Exercise material:
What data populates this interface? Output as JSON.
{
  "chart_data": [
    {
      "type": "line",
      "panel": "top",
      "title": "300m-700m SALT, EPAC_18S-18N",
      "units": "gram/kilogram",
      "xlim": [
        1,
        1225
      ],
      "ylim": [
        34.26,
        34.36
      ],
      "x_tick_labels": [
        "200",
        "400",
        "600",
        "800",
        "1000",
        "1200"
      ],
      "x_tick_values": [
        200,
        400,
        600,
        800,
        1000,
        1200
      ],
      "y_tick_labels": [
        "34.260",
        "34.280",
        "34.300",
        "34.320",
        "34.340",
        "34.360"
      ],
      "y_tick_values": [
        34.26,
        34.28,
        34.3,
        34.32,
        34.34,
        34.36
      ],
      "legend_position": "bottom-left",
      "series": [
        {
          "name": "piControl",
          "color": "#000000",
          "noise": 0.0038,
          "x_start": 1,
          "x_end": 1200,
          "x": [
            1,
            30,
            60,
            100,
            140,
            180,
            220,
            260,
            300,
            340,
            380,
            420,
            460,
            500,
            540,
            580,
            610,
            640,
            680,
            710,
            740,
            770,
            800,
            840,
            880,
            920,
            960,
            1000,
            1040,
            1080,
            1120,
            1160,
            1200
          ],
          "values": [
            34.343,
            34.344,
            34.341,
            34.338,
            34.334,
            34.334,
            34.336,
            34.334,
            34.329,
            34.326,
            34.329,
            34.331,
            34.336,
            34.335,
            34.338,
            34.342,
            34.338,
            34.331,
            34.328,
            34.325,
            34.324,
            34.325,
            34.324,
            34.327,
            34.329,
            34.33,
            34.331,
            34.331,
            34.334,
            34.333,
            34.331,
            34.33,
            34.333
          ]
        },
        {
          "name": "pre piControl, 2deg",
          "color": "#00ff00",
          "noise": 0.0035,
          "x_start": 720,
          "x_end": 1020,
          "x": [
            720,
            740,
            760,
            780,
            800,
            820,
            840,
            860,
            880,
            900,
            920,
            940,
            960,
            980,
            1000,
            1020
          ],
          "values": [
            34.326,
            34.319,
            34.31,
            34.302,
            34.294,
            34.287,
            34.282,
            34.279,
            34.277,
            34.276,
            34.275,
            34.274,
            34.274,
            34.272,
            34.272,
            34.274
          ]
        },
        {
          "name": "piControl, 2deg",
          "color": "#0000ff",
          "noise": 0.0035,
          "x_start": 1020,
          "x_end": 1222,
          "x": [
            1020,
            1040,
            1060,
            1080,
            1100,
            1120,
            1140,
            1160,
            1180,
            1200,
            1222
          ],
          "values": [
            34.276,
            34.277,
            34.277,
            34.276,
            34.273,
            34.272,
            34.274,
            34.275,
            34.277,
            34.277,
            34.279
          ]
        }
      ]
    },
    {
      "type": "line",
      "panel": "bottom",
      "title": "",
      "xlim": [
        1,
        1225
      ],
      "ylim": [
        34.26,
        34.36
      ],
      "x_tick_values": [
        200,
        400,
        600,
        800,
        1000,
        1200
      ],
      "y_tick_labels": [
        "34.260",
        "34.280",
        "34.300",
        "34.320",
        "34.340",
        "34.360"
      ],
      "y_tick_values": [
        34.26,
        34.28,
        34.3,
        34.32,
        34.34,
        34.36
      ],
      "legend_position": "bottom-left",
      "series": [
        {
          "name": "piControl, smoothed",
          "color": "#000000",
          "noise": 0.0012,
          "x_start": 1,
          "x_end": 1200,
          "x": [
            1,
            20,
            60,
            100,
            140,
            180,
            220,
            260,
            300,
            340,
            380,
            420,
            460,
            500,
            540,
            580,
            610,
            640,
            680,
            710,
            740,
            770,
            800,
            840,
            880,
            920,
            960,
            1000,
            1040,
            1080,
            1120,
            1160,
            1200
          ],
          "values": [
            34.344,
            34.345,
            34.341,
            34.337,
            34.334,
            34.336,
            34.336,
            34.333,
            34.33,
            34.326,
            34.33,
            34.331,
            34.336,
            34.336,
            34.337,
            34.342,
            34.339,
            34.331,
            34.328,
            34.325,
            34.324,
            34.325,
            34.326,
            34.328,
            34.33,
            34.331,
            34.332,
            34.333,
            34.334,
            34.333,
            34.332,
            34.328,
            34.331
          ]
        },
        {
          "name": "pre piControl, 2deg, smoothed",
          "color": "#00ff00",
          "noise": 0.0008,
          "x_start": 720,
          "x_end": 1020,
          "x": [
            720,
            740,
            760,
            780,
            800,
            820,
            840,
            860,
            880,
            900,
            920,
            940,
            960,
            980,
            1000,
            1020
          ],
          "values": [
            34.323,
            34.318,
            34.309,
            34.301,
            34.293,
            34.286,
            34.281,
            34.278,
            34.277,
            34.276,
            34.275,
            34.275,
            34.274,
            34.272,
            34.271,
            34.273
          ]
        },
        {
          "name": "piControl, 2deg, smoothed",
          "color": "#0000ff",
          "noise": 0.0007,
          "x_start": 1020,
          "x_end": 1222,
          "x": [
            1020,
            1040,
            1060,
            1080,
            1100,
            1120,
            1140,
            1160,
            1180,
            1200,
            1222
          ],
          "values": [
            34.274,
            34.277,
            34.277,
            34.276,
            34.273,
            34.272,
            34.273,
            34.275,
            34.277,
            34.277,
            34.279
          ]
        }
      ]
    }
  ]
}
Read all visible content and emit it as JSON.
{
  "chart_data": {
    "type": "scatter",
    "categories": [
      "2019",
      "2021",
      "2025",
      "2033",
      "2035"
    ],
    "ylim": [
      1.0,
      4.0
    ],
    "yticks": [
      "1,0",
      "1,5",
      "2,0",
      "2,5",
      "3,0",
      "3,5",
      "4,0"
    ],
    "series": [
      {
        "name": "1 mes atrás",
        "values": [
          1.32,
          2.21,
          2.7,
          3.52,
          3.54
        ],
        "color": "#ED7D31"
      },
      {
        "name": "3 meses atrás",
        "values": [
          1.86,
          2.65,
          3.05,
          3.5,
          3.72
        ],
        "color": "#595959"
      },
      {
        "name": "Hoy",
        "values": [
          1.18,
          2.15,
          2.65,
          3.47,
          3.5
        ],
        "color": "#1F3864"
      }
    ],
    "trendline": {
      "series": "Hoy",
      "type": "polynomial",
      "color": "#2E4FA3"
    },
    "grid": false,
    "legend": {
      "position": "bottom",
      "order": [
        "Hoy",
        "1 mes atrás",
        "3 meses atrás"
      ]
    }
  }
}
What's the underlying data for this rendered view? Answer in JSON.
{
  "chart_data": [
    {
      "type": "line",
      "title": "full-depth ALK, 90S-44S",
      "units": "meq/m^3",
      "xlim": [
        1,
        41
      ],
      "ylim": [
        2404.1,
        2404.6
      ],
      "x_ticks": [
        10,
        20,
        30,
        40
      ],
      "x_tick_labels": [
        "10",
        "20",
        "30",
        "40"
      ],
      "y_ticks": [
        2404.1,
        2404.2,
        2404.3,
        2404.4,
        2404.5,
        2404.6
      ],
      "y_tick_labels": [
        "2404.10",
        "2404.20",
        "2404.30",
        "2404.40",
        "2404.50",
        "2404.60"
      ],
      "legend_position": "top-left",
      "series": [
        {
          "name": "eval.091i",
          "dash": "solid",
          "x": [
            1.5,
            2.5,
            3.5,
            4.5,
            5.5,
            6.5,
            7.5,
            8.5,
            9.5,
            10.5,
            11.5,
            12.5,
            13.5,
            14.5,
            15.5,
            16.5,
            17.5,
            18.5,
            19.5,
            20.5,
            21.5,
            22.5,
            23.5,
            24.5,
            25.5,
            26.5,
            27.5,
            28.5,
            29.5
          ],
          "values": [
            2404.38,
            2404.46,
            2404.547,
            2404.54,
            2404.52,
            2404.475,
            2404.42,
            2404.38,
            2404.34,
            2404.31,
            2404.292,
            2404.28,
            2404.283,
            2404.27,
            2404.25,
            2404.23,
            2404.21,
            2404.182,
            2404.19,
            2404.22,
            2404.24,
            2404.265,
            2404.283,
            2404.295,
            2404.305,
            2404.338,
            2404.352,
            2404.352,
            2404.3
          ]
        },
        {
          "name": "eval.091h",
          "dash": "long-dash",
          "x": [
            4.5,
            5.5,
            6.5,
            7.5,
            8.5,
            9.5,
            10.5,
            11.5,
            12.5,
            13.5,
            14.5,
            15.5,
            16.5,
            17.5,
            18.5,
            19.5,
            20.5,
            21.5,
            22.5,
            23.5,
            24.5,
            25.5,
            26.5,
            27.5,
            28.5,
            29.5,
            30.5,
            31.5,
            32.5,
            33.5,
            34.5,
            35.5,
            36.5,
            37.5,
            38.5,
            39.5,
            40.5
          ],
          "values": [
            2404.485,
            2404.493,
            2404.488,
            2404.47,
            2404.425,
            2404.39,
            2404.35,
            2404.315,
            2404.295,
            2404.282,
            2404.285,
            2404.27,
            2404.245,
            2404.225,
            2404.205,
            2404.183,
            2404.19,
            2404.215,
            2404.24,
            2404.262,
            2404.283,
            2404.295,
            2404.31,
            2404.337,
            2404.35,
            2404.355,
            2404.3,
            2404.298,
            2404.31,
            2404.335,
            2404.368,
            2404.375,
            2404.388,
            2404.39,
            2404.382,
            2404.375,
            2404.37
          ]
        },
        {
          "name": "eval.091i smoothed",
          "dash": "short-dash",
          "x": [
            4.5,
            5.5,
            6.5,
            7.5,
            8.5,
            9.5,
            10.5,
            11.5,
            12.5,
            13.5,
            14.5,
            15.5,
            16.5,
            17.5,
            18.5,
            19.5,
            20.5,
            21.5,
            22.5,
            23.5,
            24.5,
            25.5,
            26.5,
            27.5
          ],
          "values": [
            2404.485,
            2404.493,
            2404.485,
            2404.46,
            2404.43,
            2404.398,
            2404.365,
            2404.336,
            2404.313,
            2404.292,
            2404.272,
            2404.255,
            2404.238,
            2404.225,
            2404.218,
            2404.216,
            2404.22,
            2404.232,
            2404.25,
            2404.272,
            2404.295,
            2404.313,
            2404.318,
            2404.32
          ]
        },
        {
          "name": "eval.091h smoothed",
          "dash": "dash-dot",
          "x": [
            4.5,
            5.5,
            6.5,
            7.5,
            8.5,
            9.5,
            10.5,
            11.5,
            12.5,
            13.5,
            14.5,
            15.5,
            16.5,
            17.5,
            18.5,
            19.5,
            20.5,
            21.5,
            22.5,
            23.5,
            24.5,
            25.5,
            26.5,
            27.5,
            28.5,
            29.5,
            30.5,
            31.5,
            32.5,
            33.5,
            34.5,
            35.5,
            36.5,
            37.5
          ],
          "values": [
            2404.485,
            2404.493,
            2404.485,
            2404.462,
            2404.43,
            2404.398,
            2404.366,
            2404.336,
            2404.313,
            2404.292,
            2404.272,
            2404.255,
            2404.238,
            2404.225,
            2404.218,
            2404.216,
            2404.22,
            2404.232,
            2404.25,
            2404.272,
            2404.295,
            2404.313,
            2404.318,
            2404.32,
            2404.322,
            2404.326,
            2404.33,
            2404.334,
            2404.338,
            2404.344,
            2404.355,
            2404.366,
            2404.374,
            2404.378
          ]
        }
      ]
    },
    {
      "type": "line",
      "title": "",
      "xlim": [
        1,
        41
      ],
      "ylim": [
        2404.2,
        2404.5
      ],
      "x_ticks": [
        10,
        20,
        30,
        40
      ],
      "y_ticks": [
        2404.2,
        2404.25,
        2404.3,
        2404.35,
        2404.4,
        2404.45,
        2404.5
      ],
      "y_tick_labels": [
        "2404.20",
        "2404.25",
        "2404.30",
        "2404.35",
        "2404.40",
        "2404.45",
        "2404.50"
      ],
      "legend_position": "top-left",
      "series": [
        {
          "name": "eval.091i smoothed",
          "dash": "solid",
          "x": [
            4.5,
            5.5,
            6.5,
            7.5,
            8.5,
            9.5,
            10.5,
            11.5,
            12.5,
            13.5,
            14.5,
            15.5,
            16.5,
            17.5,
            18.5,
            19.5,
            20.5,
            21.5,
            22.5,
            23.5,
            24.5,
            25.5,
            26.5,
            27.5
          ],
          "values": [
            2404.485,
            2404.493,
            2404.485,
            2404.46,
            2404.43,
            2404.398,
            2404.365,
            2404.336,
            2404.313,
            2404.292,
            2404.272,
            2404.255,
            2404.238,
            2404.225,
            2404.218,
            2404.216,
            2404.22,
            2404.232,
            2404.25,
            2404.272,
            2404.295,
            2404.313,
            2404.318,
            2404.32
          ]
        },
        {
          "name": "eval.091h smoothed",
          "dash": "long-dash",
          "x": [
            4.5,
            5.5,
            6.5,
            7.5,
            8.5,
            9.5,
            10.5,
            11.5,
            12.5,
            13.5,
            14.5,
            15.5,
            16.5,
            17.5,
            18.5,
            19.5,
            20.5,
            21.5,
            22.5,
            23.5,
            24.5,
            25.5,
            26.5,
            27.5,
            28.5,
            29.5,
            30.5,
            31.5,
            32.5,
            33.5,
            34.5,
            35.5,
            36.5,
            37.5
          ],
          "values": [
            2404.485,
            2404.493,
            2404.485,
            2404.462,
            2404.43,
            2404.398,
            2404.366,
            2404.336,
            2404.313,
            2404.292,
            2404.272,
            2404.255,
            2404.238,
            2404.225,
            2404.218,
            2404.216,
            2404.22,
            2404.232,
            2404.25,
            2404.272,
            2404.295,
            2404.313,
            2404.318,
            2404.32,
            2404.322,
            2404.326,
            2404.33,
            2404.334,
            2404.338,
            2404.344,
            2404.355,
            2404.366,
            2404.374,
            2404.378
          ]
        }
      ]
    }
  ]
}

What you should do:
Pick out lines containing the word "this", each one as written.

Solution:
What data populates this interface? Output as JSON.
What's the underlying data for this rendered view? Answer in JSON.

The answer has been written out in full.